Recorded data
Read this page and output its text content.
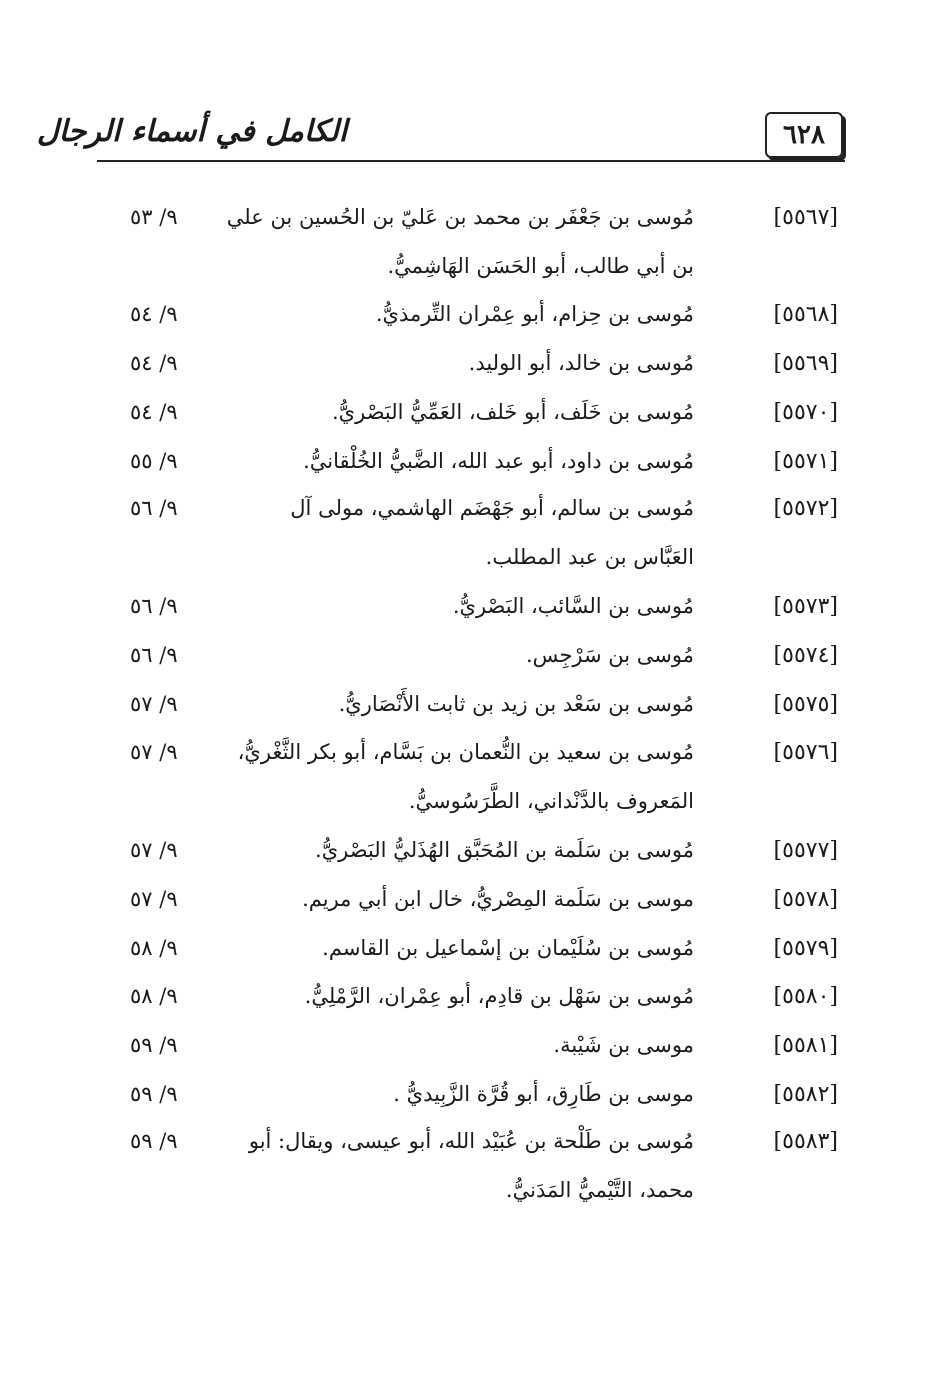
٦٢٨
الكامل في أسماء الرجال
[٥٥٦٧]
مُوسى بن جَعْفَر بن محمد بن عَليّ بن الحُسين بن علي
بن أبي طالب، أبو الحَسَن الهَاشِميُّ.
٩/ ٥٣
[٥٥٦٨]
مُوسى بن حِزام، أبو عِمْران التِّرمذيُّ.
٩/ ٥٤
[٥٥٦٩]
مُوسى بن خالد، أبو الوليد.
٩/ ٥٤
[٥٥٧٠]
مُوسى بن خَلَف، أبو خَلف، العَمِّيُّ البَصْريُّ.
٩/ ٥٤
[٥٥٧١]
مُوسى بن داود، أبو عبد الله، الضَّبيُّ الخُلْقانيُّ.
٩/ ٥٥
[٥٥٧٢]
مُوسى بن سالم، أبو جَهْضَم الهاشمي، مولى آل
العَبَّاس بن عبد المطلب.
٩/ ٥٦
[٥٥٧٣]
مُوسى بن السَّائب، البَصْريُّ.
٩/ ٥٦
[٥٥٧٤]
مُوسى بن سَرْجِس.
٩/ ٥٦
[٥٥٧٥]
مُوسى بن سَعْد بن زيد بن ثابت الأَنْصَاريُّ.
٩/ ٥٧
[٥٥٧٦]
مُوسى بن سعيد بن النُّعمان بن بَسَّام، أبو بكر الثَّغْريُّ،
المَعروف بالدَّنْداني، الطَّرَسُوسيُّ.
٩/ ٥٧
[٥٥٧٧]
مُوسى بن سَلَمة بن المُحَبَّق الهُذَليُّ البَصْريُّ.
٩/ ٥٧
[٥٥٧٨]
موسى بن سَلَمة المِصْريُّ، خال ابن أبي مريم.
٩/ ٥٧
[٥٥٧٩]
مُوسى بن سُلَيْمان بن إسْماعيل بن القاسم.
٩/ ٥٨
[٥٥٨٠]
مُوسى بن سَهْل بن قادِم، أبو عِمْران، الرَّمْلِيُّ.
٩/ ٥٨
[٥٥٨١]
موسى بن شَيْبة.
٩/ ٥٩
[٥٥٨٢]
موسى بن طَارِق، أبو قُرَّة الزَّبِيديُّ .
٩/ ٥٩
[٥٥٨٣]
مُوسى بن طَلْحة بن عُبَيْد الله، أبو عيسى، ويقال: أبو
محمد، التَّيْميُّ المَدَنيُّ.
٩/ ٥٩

...

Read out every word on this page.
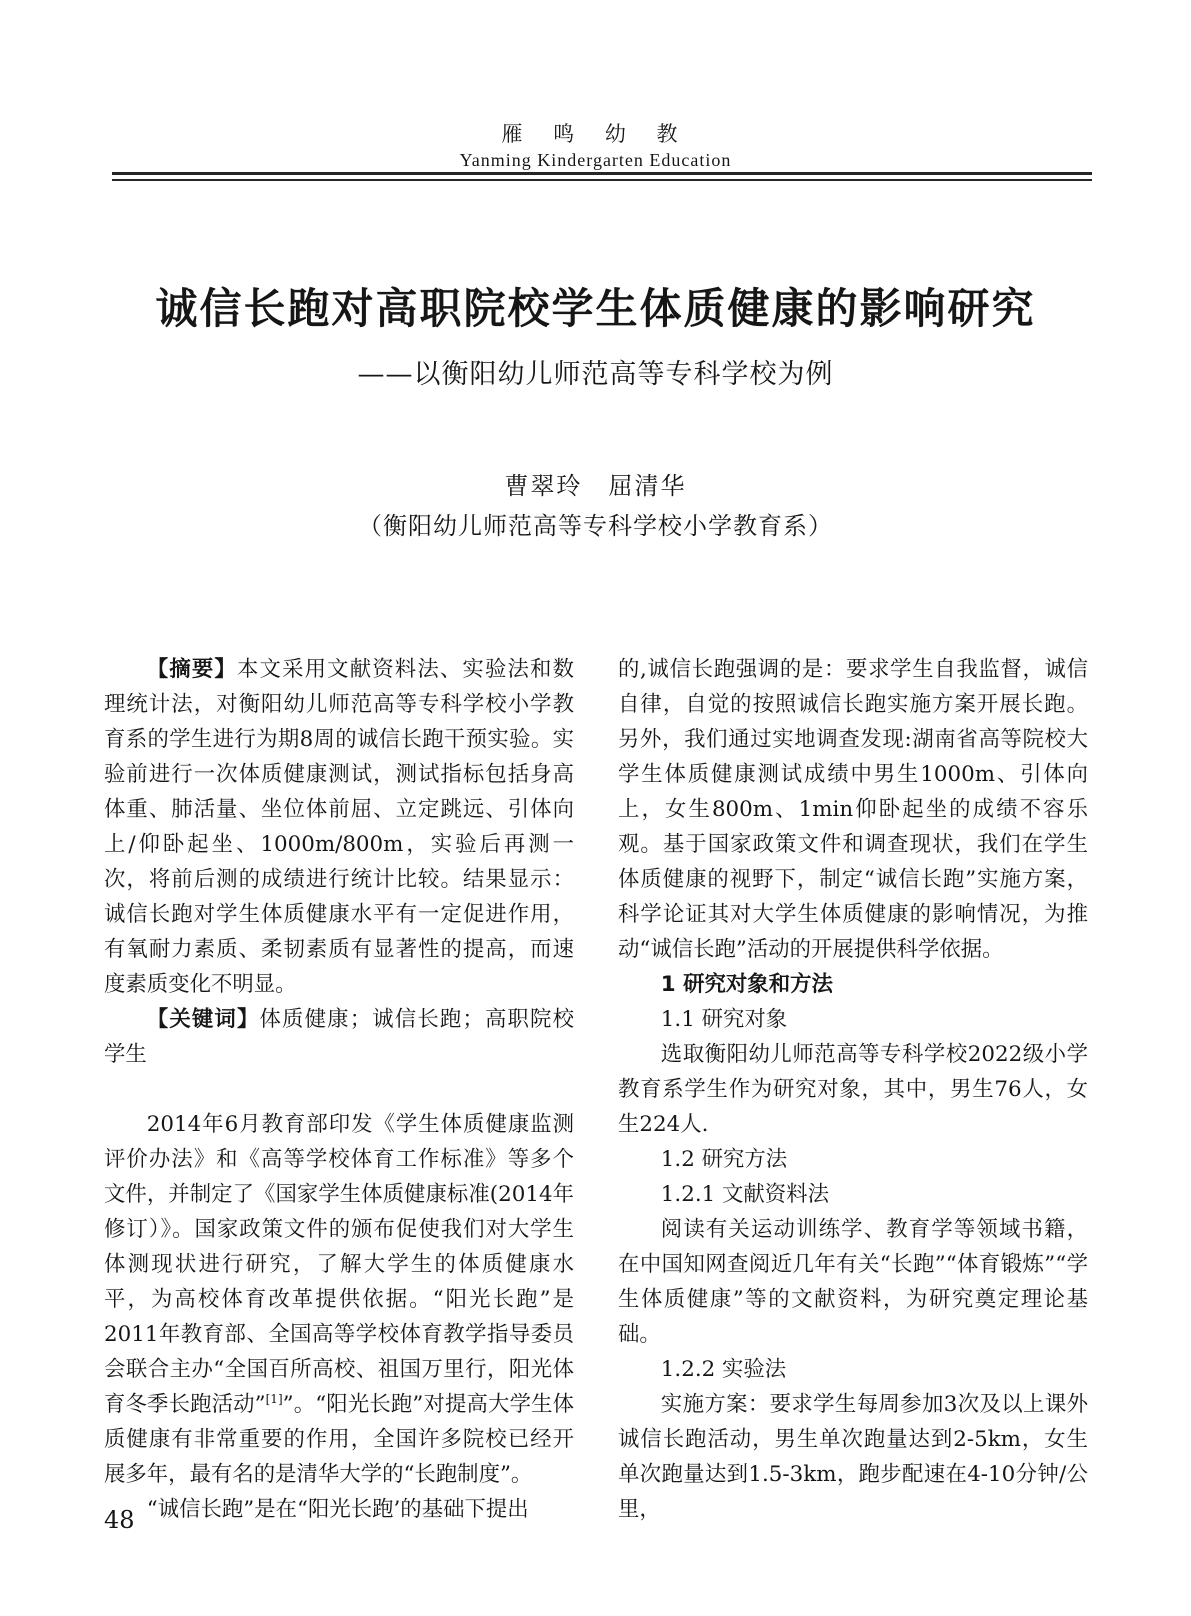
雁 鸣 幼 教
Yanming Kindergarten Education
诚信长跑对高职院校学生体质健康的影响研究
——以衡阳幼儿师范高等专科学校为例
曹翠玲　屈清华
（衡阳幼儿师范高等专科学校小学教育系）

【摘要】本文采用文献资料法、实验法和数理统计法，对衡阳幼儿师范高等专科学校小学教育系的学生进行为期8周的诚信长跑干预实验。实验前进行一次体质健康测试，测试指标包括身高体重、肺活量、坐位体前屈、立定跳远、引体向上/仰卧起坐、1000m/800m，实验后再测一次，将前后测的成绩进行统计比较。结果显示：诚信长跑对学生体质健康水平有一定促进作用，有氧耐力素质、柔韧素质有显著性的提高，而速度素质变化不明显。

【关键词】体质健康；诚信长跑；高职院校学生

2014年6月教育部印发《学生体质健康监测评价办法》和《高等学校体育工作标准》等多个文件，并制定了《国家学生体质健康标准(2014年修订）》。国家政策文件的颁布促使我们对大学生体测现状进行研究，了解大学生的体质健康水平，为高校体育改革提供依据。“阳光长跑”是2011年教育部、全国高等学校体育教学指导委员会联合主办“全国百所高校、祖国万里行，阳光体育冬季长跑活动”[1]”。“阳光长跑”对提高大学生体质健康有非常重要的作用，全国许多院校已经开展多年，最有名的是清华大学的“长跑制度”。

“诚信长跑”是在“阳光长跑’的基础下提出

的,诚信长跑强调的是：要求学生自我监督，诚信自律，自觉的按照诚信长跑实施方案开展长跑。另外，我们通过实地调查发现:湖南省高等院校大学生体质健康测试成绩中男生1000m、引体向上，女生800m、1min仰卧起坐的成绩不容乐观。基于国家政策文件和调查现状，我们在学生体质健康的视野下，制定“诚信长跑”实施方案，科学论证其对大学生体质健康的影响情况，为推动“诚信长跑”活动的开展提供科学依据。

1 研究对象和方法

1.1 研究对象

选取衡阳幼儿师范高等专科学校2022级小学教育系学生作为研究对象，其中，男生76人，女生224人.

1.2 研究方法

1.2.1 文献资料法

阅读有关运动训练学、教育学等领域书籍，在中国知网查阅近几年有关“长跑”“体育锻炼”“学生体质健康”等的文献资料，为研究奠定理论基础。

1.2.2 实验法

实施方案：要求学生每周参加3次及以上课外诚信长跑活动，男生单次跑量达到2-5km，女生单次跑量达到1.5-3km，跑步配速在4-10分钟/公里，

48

» **PROBLEM**:
Every line in the data that holds "موسى" should be copied out.

» **ANSWER IN FULL**:
موسى بن سَلَمة المِصْريُّ، خال ابن أبي مريم.
موسى بن شَيْبة.
موسى بن طَارِق، أبو قُرَّة الزَّبِيديُّ .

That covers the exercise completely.